╭─ Dataset records

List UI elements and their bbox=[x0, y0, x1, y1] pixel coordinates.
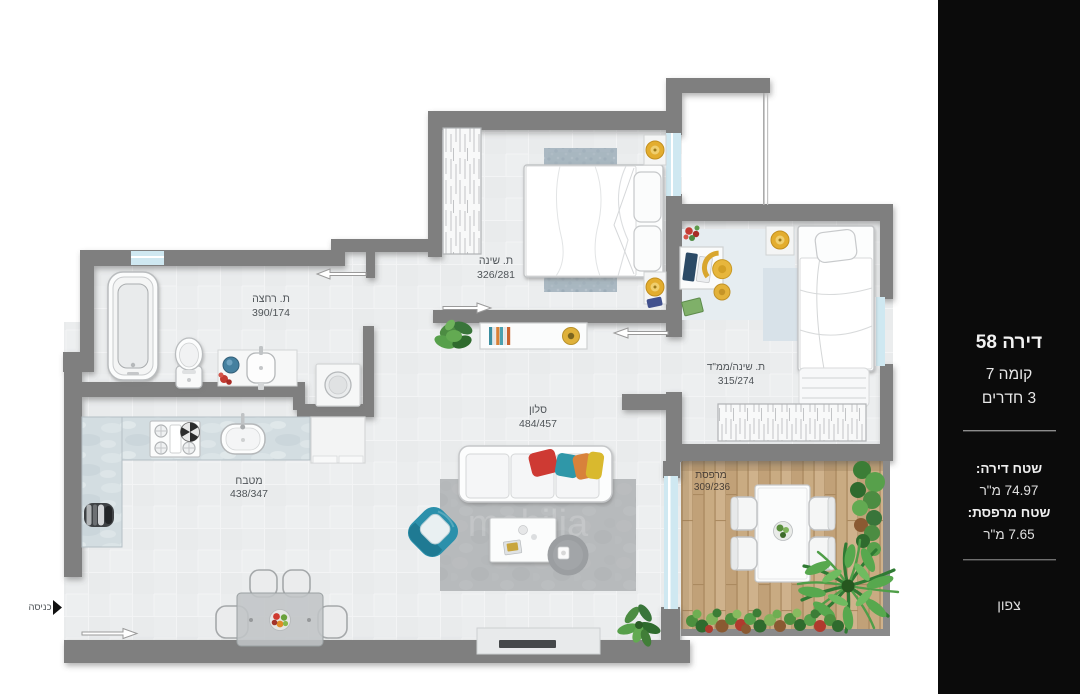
svg-text:מרפסת: מרפסת bbox=[695, 470, 727, 481]
svg-text:ת. רחצה: ת. רחצה bbox=[252, 293, 290, 305]
svg-text:390/174: 390/174 bbox=[252, 307, 290, 319]
svg-text:צפון: צפון bbox=[997, 597, 1021, 613]
svg-text:7.65 מ"ר: 7.65 מ"ר bbox=[983, 527, 1034, 542]
svg-text:74.97 מ"ר: 74.97 מ"ר bbox=[980, 483, 1039, 498]
svg-text:דירה 58: דירה 58 bbox=[976, 332, 1042, 353]
svg-text:סלון: סלון bbox=[529, 404, 547, 416]
svg-text:קומה 7: קומה 7 bbox=[986, 366, 1033, 383]
svg-text:שטח מרפסת:: שטח מרפסת: bbox=[968, 505, 1051, 520]
svg-text:ת. שינה/ממ"ד: ת. שינה/ממ"ד bbox=[707, 362, 765, 373]
svg-text:326/281: 326/281 bbox=[477, 269, 515, 281]
svg-text:כניסה: כניסה bbox=[28, 602, 51, 613]
svg-text:315/274: 315/274 bbox=[718, 376, 755, 387]
svg-text:438/347: 438/347 bbox=[230, 488, 268, 500]
svg-text:מטבח: מטבח bbox=[235, 475, 262, 487]
svg-text:ת. שינה: ת. שינה bbox=[479, 255, 513, 267]
svg-text:3 חדרים: 3 חדרים bbox=[982, 390, 1036, 407]
svg-text:484/457: 484/457 bbox=[519, 418, 557, 430]
svg-text:309/236: 309/236 bbox=[694, 482, 731, 493]
svg-text:שטח דירה:: שטח דירה: bbox=[976, 461, 1042, 476]
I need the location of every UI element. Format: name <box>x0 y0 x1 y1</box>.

╰─

**Exercise task**
Could you repeat only the listing lines between the ones holding "svg-text:מרפסת: מרפסת bbox=[695, 470, 727, 481]" and "svg-text:צפון: צפון bbox=[997, 597, 1021, 613]", inclusive, switching "רחצה" to "אמבטיה" and leaving everything else as is?

**Finished task**
svg-text:מרפסת: מרפסת bbox=[695, 470, 727, 481]
svg-text:ת. אמבטיה: ת. אמבטיה bbox=[252, 293, 290, 305]
svg-text:390/174: 390/174 bbox=[252, 307, 290, 319]
svg-text:צפון: צפון bbox=[997, 597, 1021, 613]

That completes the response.